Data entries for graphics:

--- START ---

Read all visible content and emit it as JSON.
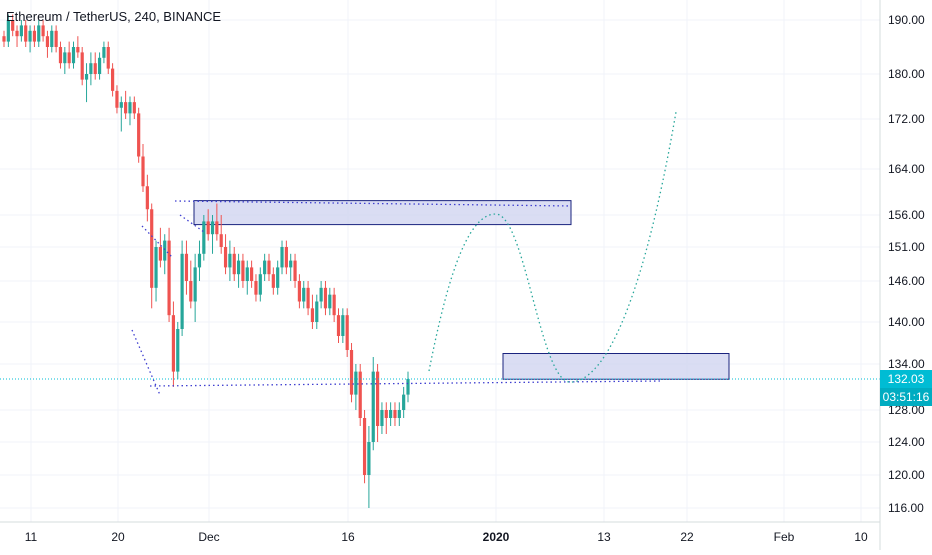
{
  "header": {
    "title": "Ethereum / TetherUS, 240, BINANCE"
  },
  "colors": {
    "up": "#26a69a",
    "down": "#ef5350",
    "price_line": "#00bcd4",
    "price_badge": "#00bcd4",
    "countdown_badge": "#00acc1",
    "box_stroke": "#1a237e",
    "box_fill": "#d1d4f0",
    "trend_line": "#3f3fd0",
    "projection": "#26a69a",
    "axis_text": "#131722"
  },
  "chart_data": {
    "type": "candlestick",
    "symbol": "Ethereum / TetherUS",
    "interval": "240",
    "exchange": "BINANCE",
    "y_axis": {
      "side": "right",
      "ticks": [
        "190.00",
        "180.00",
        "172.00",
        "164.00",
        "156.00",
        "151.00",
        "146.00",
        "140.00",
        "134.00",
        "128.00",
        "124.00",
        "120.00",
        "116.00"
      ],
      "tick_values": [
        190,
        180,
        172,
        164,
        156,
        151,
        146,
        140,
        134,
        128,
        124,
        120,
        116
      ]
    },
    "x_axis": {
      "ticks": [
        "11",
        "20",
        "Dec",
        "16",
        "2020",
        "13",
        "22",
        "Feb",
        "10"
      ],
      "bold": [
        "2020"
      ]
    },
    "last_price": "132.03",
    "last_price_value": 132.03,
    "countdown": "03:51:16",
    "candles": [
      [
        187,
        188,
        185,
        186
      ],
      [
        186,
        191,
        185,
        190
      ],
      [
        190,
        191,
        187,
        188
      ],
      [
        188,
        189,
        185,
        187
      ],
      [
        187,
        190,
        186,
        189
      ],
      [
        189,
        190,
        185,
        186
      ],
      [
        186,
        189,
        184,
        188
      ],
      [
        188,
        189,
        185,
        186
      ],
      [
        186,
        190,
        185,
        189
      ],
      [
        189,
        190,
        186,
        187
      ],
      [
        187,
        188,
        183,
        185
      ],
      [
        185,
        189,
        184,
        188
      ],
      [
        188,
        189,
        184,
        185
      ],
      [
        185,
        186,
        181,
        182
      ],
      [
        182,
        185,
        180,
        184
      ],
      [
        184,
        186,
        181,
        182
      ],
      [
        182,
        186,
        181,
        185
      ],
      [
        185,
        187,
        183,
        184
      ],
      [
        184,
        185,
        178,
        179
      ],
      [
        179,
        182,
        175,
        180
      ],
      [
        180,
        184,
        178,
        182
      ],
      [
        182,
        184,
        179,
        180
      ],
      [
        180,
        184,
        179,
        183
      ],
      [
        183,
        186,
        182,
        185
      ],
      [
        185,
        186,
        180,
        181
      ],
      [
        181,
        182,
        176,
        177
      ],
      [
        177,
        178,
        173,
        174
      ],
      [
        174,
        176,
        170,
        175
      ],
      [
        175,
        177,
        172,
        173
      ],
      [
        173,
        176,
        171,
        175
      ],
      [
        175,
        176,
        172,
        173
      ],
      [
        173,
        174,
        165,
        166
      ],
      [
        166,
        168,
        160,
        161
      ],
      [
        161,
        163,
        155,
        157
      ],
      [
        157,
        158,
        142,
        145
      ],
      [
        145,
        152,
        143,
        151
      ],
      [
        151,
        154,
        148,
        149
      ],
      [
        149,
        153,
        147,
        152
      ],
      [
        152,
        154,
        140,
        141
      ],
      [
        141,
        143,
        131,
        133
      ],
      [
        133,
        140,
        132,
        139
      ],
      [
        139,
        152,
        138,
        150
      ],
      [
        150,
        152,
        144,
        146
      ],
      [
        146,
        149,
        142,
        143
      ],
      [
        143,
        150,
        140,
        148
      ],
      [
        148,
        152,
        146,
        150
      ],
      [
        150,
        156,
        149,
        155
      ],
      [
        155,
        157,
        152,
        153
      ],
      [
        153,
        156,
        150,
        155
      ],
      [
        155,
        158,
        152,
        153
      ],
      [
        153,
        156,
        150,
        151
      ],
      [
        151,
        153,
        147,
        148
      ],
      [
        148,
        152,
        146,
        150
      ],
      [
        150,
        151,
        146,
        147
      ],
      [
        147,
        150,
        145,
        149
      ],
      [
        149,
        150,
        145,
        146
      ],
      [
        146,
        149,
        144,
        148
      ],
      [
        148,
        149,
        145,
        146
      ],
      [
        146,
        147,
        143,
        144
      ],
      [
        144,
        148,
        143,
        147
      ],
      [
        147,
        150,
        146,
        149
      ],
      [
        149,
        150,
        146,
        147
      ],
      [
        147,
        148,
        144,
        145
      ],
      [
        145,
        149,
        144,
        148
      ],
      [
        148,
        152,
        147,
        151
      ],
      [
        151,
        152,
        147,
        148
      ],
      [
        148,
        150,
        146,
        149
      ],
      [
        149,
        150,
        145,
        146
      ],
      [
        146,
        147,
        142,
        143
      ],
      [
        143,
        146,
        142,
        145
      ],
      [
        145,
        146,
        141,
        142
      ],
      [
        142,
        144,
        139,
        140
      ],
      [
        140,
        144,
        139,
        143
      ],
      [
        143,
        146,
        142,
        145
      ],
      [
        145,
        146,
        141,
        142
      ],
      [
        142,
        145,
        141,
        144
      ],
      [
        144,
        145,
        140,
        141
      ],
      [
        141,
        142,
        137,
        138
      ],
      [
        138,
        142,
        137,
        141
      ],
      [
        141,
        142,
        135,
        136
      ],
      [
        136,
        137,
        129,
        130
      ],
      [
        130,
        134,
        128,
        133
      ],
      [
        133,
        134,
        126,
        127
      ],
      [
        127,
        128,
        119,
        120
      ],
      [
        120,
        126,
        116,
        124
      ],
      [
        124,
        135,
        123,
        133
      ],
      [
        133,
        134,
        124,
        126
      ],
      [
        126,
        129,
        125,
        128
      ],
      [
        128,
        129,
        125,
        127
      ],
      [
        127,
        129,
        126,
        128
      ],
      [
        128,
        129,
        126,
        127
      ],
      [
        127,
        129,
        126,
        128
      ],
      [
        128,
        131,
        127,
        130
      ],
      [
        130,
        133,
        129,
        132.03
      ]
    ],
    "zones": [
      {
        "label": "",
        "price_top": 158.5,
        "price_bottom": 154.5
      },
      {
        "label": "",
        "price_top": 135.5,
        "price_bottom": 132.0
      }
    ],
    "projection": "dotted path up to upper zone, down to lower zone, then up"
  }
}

--- END ---

Look through the data above. Find each line with the string "TetherUS" and copy it.

**Reply to the task:**
    "title": "Ethereum / TetherUS, 240, BINANCE"
    "symbol": "Ethereum / TetherUS",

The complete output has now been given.